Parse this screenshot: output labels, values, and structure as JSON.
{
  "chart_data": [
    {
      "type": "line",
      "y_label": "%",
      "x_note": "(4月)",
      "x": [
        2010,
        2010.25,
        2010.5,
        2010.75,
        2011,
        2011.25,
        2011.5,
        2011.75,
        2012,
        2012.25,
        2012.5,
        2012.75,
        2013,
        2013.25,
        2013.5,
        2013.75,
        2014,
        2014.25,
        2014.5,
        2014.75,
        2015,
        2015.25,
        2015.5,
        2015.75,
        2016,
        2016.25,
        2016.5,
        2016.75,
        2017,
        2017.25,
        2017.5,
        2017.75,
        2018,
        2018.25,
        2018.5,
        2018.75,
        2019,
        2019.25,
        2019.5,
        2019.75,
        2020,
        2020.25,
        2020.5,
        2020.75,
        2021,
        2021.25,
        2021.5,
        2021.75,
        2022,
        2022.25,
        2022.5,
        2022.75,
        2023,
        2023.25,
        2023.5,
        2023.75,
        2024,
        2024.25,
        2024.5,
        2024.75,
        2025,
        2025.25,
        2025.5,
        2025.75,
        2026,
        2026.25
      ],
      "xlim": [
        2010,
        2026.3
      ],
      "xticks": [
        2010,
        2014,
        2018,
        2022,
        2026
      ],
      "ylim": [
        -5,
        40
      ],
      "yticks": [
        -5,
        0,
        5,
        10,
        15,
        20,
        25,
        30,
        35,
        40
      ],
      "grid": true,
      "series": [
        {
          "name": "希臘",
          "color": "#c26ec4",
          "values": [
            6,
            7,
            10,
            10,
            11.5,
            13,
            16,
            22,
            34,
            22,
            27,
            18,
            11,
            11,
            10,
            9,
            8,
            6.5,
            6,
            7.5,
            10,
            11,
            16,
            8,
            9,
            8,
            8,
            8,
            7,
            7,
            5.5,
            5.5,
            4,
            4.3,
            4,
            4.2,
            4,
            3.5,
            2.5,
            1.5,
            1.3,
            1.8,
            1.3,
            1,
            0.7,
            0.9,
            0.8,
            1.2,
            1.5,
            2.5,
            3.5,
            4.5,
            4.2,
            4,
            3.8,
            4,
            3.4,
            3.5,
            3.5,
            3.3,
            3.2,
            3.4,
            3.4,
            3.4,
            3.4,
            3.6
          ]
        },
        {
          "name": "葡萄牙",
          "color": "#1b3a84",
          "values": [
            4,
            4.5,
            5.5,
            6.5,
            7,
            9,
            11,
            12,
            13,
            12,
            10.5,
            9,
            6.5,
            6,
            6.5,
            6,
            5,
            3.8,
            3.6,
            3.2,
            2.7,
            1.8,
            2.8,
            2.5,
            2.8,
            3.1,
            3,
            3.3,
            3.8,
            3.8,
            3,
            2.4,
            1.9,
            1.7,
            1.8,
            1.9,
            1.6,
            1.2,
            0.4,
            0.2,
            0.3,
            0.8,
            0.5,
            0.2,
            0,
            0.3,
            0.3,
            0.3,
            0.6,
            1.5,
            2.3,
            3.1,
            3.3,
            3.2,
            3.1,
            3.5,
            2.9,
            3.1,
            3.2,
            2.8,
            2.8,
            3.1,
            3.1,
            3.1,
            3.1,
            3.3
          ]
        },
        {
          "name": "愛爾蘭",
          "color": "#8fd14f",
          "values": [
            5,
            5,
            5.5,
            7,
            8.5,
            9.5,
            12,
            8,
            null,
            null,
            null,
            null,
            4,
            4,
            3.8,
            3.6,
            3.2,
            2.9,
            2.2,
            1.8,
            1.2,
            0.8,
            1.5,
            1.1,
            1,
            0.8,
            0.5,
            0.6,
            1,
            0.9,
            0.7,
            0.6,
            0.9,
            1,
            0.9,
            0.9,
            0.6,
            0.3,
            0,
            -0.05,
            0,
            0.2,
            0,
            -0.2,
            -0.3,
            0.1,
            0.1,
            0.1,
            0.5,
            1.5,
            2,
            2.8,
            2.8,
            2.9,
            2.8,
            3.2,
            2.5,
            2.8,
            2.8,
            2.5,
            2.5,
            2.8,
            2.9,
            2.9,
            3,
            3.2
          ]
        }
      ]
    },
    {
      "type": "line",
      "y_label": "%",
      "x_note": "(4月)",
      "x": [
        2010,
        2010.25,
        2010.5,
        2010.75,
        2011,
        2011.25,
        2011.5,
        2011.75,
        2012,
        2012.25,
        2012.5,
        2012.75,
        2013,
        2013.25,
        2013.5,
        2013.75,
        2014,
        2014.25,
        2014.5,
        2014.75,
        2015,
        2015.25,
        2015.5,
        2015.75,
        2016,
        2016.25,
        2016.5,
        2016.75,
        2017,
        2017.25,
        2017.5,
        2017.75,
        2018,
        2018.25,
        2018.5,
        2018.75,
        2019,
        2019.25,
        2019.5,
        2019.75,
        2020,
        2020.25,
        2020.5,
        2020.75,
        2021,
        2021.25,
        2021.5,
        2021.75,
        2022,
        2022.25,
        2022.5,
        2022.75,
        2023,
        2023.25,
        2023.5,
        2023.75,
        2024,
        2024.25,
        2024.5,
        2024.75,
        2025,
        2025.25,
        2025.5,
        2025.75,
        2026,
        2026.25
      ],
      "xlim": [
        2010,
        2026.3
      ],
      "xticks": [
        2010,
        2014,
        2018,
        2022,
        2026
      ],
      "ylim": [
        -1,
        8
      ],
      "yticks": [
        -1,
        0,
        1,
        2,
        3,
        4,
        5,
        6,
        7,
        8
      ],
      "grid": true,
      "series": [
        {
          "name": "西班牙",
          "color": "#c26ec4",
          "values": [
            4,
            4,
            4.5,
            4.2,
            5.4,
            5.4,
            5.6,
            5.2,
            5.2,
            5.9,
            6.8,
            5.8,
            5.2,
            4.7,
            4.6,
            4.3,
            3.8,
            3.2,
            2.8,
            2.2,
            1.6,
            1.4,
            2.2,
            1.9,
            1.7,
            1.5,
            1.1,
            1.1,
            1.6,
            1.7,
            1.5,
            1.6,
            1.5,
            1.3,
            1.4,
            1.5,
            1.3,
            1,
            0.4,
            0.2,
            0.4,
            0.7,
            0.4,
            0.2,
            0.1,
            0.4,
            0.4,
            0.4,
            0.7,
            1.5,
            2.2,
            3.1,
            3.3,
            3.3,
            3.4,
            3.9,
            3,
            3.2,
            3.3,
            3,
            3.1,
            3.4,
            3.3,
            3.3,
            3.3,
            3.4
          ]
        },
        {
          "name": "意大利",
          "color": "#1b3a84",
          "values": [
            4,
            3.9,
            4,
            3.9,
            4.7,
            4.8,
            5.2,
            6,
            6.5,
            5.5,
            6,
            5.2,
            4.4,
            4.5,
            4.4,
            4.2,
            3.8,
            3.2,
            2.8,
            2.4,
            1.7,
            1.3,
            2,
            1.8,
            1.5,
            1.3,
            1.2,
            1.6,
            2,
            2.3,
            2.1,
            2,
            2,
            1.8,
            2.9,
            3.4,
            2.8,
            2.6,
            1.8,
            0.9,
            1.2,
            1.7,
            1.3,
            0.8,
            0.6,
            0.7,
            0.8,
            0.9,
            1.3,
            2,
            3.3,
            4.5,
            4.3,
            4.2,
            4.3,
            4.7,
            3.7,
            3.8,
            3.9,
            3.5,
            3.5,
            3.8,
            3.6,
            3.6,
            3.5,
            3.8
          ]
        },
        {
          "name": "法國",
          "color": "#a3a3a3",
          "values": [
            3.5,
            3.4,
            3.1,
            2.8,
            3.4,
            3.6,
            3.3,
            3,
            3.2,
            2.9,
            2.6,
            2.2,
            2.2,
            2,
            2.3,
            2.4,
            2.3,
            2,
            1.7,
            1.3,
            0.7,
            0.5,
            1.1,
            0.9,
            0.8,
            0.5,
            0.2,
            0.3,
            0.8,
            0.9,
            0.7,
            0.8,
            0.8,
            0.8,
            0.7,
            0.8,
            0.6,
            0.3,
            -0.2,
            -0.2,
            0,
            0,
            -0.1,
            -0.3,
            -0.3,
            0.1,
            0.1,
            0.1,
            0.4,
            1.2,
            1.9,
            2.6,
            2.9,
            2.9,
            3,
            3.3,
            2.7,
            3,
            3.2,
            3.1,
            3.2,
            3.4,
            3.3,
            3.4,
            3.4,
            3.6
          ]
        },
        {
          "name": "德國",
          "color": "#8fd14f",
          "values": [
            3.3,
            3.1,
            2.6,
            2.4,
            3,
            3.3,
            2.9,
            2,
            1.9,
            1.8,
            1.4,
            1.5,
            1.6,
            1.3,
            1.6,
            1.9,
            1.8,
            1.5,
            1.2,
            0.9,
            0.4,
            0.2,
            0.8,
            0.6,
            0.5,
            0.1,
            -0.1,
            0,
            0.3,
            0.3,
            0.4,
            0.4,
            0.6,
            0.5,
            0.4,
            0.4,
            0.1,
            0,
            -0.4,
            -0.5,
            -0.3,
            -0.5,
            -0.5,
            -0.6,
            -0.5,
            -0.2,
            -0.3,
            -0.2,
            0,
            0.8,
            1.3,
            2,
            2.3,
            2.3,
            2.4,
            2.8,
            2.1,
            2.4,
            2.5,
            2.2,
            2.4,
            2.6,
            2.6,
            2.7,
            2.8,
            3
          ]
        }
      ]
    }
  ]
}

· · · · ·

§ **Written instruction**
Find all lines where the word "name" appears. Copy them.

§ **Complete answer**
          "name": "希臘",
          "name": "葡萄牙",
          "name": "愛爾蘭",
          "name": "西班牙",
          "name": "意大利",
          "name": "法國",
          "name": "德國",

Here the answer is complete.